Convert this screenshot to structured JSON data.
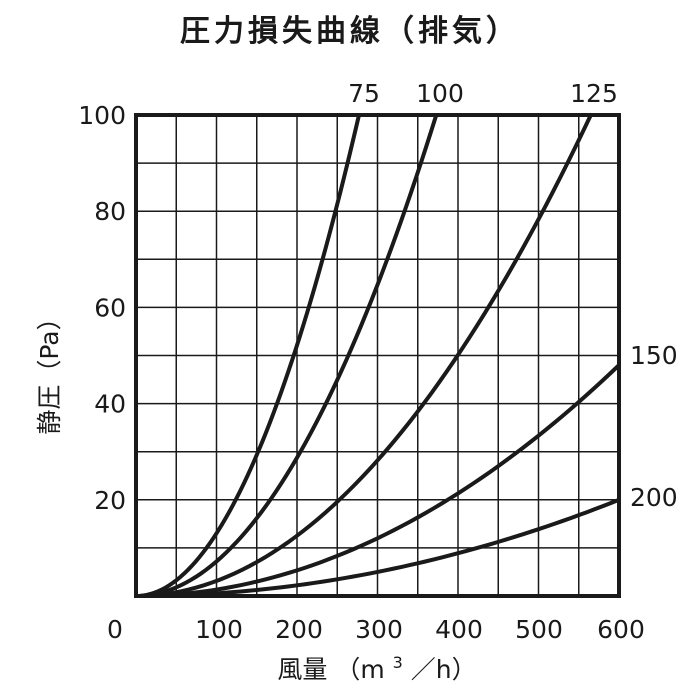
{
  "chart_data": {
    "type": "line",
    "title": "圧力損失曲線（排気）",
    "xlabel_main": "風量",
    "xlabel_unit_pre": "（m",
    "xlabel_unit_sup": "3",
    "xlabel_unit_post": "／h）",
    "ylabel": "静圧（Pa）",
    "xlim": [
      0,
      600
    ],
    "ylim": [
      0,
      100
    ],
    "x_ticks": [
      "0",
      "100",
      "200",
      "300",
      "400",
      "500",
      "600"
    ],
    "y_ticks": [
      "20",
      "40",
      "60",
      "80",
      "100"
    ],
    "grid": true,
    "series": [
      {
        "name": "75",
        "x": [
          0,
          50,
          100,
          150,
          200,
          250,
          277
        ],
        "y": [
          0,
          3.3,
          13,
          29.3,
          52,
          81.3,
          100
        ]
      },
      {
        "name": "100",
        "x": [
          0,
          60,
          120,
          180,
          240,
          300,
          373
        ],
        "y": [
          0,
          2.6,
          10.3,
          23.3,
          41.4,
          64.7,
          100
        ]
      },
      {
        "name": "125",
        "x": [
          0,
          100,
          200,
          300,
          400,
          500,
          565
        ],
        "y": [
          0,
          3.1,
          12.5,
          28.2,
          50.1,
          78.3,
          100
        ]
      },
      {
        "name": "150",
        "x": [
          0,
          100,
          200,
          300,
          400,
          500,
          600
        ],
        "y": [
          0,
          1.3,
          5.3,
          12,
          21.3,
          33.3,
          48
        ]
      },
      {
        "name": "200",
        "x": [
          0,
          100,
          200,
          300,
          400,
          500,
          600
        ],
        "y": [
          0,
          0.6,
          2.2,
          5,
          8.9,
          13.9,
          20
        ]
      }
    ]
  }
}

-*-*-

*Stated problem*
Using the material above, set down every line exactly, but skip the pictures.

*Finished task*
Convert this screenshot to structured JSON data.
{
  "chart_data": {
    "type": "line",
    "title": "圧力損失曲線（排気）",
    "xlabel_main": "風量",
    "xlabel_unit_pre": "（m",
    "xlabel_unit_sup": "3",
    "xlabel_unit_post": "／h）",
    "ylabel": "静圧（Pa）",
    "xlim": [
      0,
      600
    ],
    "ylim": [
      0,
      100
    ],
    "x_ticks": [
      "0",
      "100",
      "200",
      "300",
      "400",
      "500",
      "600"
    ],
    "y_ticks": [
      "20",
      "40",
      "60",
      "80",
      "100"
    ],
    "grid": true,
    "series": [
      {
        "name": "75",
        "x": [
          0,
          50,
          100,
          150,
          200,
          250,
          277
        ],
        "y": [
          0,
          3.3,
          13,
          29.3,
          52,
          81.3,
          100
        ]
      },
      {
        "name": "100",
        "x": [
          0,
          60,
          120,
          180,
          240,
          300,
          373
        ],
        "y": [
          0,
          2.6,
          10.3,
          23.3,
          41.4,
          64.7,
          100
        ]
      },
      {
        "name": "125",
        "x": [
          0,
          100,
          200,
          300,
          400,
          500,
          565
        ],
        "y": [
          0,
          3.1,
          12.5,
          28.2,
          50.1,
          78.3,
          100
        ]
      },
      {
        "name": "150",
        "x": [
          0,
          100,
          200,
          300,
          400,
          500,
          600
        ],
        "y": [
          0,
          1.3,
          5.3,
          12,
          21.3,
          33.3,
          48
        ]
      },
      {
        "name": "200",
        "x": [
          0,
          100,
          200,
          300,
          400,
          500,
          600
        ],
        "y": [
          0,
          0.6,
          2.2,
          5,
          8.9,
          13.9,
          20
        ]
      }
    ]
  }
}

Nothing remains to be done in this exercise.